## What you will do
Copy the data below word for word, beginning with its first line and continuing through the line that contains "The base 14 is at (1165, 720).".

## Materials provided
>> START

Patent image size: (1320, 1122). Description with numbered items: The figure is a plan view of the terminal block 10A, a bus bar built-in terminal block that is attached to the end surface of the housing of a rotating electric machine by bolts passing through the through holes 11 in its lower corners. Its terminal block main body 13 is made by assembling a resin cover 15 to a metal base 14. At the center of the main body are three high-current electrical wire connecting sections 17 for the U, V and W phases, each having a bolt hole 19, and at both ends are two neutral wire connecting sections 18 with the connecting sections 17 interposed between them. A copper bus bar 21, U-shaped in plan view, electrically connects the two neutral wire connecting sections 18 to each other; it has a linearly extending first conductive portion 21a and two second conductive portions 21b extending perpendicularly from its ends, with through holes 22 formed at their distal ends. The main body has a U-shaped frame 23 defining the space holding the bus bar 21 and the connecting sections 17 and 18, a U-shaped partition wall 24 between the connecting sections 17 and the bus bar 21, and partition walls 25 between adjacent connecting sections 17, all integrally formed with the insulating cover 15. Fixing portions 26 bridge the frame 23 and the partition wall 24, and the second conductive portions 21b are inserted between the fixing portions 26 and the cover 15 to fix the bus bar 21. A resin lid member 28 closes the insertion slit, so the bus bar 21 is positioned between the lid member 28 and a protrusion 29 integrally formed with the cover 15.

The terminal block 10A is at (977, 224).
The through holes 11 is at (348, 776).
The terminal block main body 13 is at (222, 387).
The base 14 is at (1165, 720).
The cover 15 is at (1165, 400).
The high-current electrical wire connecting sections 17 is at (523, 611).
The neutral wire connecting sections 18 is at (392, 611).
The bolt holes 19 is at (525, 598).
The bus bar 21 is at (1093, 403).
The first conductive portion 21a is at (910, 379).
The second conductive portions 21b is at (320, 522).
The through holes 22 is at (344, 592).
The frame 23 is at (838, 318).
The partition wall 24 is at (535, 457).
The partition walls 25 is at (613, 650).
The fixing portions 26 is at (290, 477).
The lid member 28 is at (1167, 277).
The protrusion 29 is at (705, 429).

>> END

## Output of the task
Patent image size: (1320, 1122). Description with numbered items: The figure is a plan view of the terminal block 10A, a bus bar built-in terminal block that is attached to the end surface of the housing of a rotating electric machine by bolts passing through the through holes 11 in its lower corners. Its terminal block main body 13 is made by assembling a resin cover 15 to a metal base 14. At the center of the main body are three high-current electrical wire connecting sections 17 for the U, V and W phases, each having a bolt hole 19, and at both ends are two neutral wire connecting sections 18 with the connecting sections 17 interposed between them. A copper bus bar 21, U-shaped in plan view, electrically connects the two neutral wire connecting sections 18 to each other; it has a linearly extending first conductive portion 21a and two second conductive portions 21b extending perpendicularly from its ends, with through holes 22 formed at their distal ends. The main body has a U-shaped frame 23 defining the space holding the bus bar 21 and the connecting sections 17 and 18, a U-shaped partition wall 24 between the connecting sections 17 and the bus bar 21, and partition walls 25 between adjacent connecting sections 17, all integrally formed with the insulating cover 15. Fixing portions 26 bridge the frame 23 and the partition wall 24, and the second conductive portions 21b are inserted between the fixing portions 26 and the cover 15 to fix the bus bar 21. A resin lid member 28 closes the insertion slit, so the bus bar 21 is positioned between the lid member 28 and a protrusion 29 integrally formed with the cover 15.

The terminal block 10A is at (977, 224).
The through holes 11 is at (348, 776).
The terminal block main body 13 is at (222, 387).
The base 14 is at (1165, 720).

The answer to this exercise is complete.